_Records provided_:
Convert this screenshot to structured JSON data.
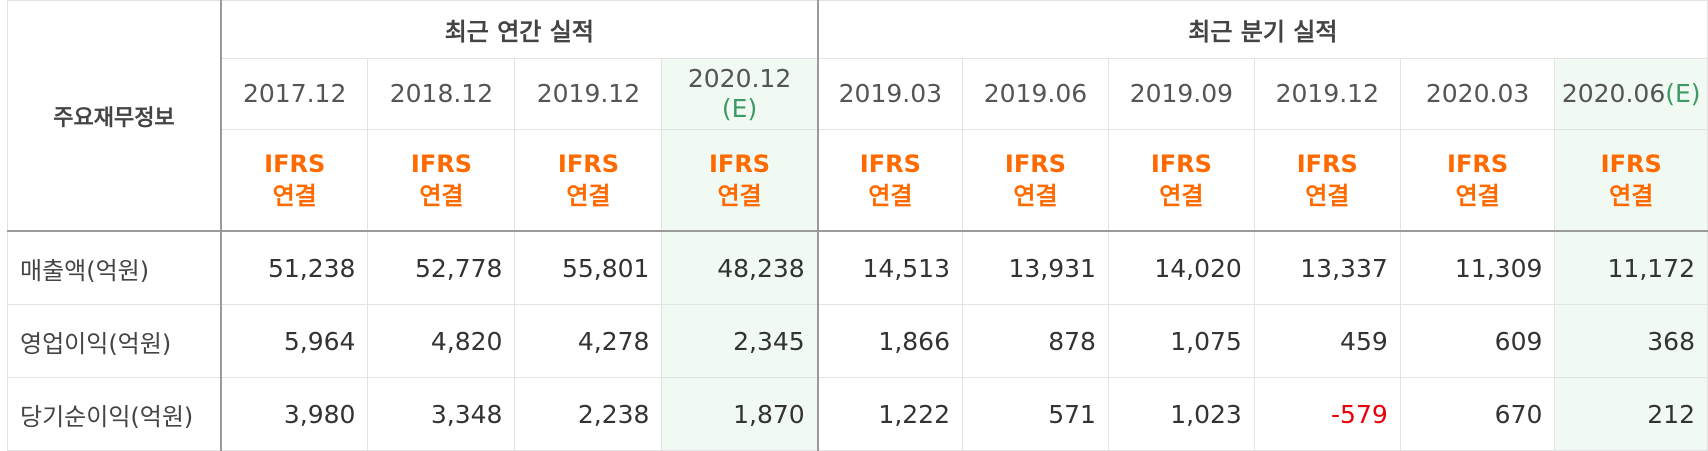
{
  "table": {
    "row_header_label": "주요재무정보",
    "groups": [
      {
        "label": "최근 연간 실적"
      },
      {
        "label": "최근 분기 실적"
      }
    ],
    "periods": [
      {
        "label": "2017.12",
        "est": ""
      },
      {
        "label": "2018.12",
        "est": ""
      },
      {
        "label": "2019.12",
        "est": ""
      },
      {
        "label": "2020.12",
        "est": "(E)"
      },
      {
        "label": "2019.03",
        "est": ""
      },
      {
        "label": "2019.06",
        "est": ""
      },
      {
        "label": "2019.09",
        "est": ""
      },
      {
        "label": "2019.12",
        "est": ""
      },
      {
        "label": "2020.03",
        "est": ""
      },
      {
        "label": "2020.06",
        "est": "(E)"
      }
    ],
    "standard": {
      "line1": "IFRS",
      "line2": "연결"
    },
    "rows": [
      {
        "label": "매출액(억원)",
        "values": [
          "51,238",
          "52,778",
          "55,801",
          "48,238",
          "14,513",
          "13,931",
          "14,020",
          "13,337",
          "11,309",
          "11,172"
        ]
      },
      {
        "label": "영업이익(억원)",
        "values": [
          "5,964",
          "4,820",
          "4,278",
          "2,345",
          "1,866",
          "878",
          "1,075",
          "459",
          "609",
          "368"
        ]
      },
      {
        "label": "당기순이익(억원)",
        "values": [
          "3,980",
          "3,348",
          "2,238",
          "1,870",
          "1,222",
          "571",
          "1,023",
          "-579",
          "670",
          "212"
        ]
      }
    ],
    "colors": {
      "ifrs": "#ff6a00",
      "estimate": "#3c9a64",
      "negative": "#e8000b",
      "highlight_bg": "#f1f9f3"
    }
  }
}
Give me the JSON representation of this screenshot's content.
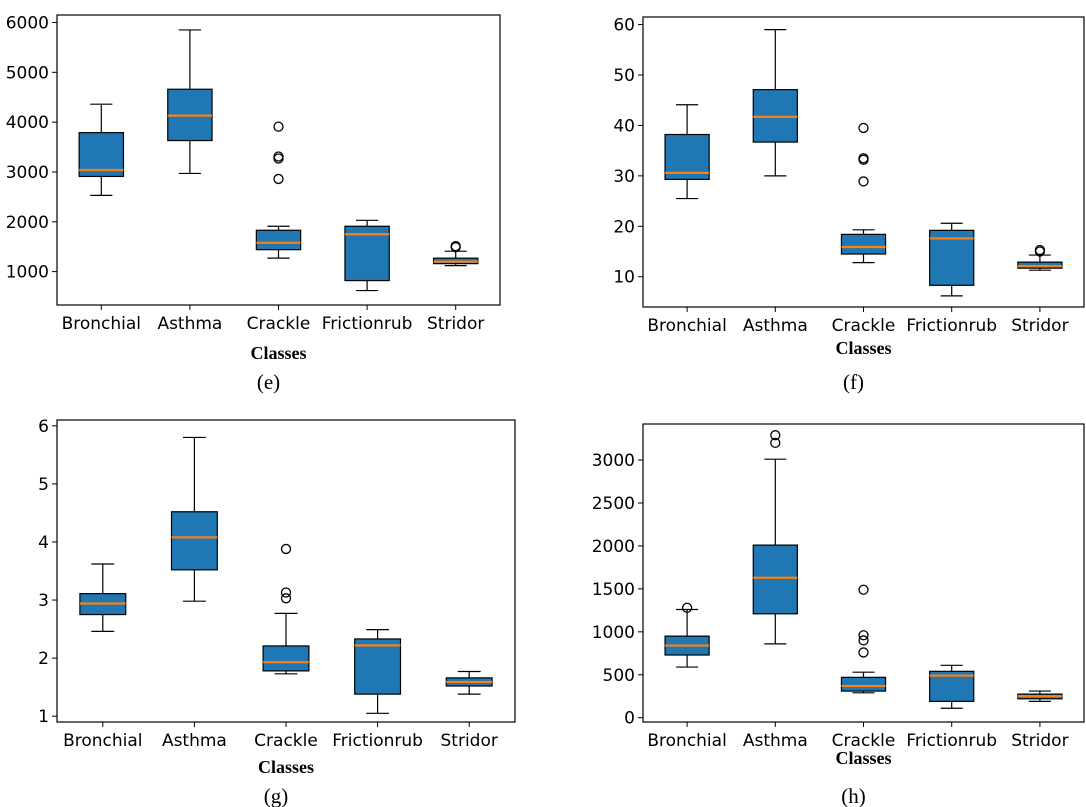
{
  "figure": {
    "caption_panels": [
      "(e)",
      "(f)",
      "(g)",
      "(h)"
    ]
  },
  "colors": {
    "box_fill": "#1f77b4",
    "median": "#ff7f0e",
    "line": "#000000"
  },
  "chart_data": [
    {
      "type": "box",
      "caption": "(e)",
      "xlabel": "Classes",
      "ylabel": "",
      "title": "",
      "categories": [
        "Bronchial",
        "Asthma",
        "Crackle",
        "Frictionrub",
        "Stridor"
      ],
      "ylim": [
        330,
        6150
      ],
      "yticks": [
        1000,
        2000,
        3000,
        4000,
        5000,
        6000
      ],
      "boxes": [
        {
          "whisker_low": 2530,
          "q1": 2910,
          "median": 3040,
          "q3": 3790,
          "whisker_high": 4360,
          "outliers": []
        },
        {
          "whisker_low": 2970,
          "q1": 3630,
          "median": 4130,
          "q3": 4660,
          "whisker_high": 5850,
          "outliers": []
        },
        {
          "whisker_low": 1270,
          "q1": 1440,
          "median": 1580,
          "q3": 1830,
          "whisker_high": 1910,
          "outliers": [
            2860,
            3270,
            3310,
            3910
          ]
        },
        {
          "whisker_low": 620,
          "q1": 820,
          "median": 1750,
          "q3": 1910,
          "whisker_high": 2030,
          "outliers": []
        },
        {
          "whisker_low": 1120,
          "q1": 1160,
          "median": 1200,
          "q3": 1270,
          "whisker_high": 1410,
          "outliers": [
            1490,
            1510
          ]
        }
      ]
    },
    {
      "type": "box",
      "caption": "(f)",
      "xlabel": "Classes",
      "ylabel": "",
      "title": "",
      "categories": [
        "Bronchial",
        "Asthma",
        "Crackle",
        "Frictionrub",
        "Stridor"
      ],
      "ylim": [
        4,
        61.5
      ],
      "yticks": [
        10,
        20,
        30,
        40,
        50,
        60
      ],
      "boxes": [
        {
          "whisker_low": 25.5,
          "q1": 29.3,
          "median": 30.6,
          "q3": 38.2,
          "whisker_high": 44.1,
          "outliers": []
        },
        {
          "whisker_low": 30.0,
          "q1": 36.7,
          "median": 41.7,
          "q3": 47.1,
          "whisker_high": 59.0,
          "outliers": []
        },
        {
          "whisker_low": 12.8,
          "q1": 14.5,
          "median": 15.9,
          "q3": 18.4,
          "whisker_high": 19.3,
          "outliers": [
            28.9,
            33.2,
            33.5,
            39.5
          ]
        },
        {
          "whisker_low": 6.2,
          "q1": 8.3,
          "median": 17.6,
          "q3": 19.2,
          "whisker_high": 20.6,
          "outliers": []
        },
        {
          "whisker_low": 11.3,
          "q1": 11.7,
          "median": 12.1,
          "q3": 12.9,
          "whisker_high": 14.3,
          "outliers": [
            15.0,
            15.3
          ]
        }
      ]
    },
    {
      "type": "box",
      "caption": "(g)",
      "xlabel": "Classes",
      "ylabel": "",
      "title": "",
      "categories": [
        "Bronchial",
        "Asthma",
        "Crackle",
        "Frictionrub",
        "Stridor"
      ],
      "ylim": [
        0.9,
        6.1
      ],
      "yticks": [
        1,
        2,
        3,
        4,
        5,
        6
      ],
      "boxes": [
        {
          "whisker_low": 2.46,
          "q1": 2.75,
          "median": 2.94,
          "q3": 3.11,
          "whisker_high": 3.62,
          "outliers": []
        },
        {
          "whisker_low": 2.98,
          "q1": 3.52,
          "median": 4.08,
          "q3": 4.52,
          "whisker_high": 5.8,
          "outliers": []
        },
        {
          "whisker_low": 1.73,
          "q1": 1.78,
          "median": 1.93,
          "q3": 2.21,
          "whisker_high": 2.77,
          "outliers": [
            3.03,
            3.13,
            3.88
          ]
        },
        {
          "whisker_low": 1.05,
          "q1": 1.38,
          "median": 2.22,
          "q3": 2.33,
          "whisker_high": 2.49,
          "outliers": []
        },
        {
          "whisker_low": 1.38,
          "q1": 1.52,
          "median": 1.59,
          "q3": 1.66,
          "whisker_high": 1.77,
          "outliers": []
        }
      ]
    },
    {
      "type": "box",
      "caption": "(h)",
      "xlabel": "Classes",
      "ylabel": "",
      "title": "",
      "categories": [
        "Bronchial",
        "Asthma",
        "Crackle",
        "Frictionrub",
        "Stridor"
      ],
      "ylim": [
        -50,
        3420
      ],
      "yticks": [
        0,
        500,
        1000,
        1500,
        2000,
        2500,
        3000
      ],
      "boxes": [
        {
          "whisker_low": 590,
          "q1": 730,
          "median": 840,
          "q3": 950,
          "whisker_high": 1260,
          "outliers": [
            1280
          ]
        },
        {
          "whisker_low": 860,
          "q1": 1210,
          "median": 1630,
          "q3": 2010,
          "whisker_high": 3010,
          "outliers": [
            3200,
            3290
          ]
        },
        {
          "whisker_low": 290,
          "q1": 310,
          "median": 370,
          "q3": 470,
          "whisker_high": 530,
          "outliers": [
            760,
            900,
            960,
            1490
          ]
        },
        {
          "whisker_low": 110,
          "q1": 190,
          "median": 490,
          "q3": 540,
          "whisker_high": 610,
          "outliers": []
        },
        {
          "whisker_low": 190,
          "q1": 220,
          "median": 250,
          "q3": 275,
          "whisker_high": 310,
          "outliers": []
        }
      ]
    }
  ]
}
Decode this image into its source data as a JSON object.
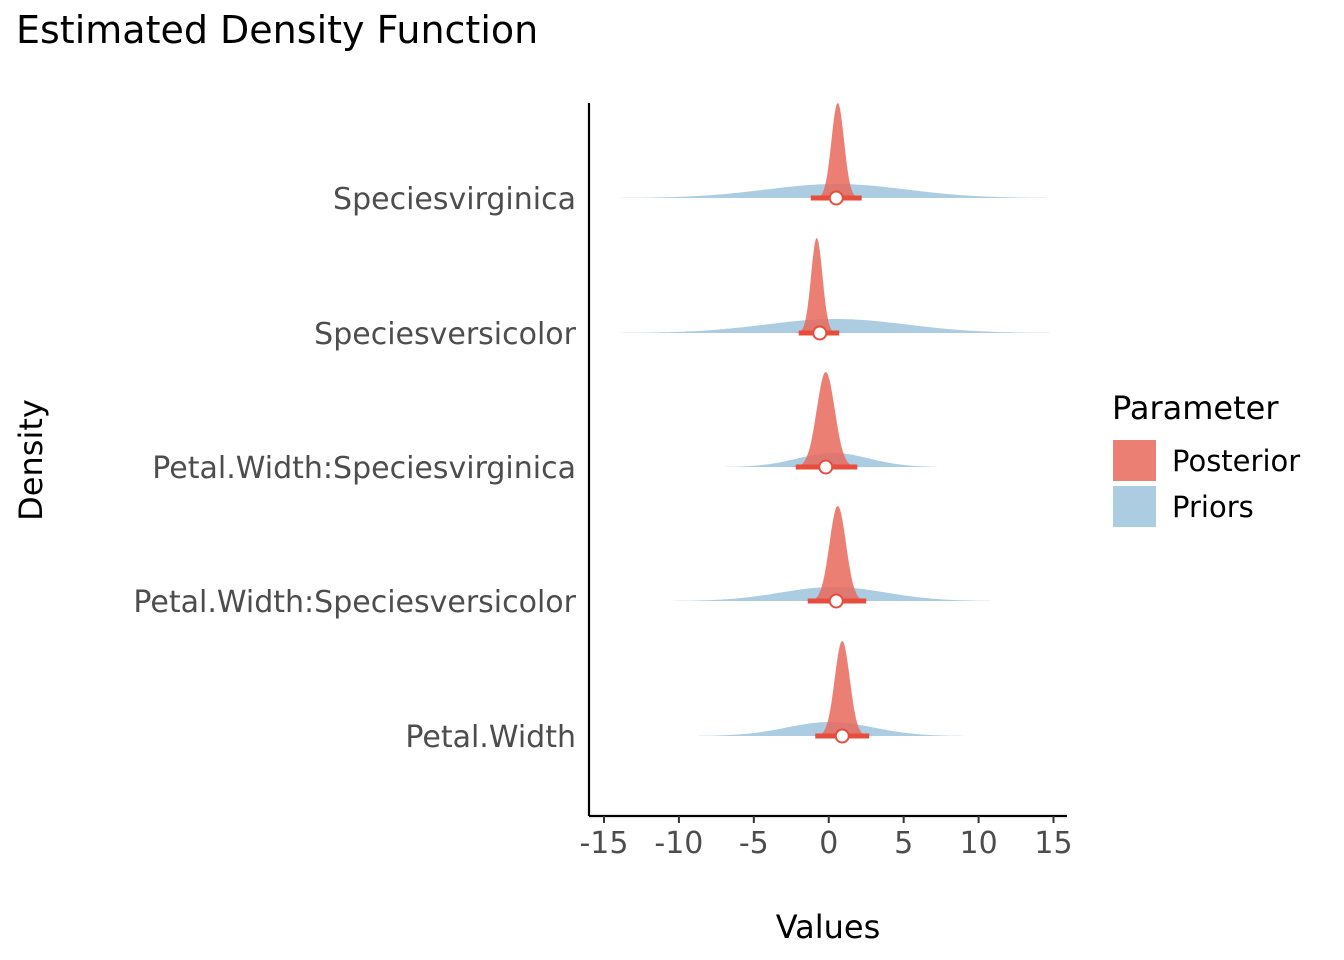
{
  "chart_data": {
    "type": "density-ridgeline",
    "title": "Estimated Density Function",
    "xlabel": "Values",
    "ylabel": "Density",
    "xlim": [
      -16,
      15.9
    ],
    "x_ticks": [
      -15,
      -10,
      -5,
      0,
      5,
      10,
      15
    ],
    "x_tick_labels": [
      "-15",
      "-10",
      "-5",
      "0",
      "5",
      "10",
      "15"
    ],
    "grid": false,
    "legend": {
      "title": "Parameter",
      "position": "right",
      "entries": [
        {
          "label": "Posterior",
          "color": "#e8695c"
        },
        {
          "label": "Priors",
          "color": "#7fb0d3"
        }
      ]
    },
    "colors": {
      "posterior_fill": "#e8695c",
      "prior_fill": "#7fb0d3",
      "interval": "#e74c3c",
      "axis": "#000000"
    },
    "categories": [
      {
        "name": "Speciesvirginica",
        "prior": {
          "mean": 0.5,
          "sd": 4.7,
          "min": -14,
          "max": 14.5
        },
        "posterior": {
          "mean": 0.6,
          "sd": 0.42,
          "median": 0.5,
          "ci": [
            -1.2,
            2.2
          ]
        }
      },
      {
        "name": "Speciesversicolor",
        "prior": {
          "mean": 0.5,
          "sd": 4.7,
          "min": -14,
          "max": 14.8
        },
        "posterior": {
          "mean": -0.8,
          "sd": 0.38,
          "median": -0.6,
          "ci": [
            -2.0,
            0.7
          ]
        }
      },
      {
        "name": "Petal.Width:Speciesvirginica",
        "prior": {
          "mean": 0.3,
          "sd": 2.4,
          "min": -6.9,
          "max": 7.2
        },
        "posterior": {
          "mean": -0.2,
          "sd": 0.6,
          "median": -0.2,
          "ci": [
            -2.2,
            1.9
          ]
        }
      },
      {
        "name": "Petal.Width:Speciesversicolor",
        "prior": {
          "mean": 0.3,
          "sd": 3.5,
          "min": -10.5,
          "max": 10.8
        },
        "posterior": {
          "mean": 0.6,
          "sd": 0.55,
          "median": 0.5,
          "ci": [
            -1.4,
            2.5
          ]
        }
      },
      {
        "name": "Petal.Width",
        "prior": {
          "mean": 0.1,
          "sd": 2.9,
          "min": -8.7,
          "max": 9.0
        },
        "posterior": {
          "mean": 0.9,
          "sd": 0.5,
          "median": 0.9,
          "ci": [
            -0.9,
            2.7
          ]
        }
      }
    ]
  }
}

_Stated problem_: Search the entries for "screenshot" and copy out each line that has it.

_Written answer_:
Convert this screenshot to structured JSON data.
Give me the JSON representation of this screenshot's content.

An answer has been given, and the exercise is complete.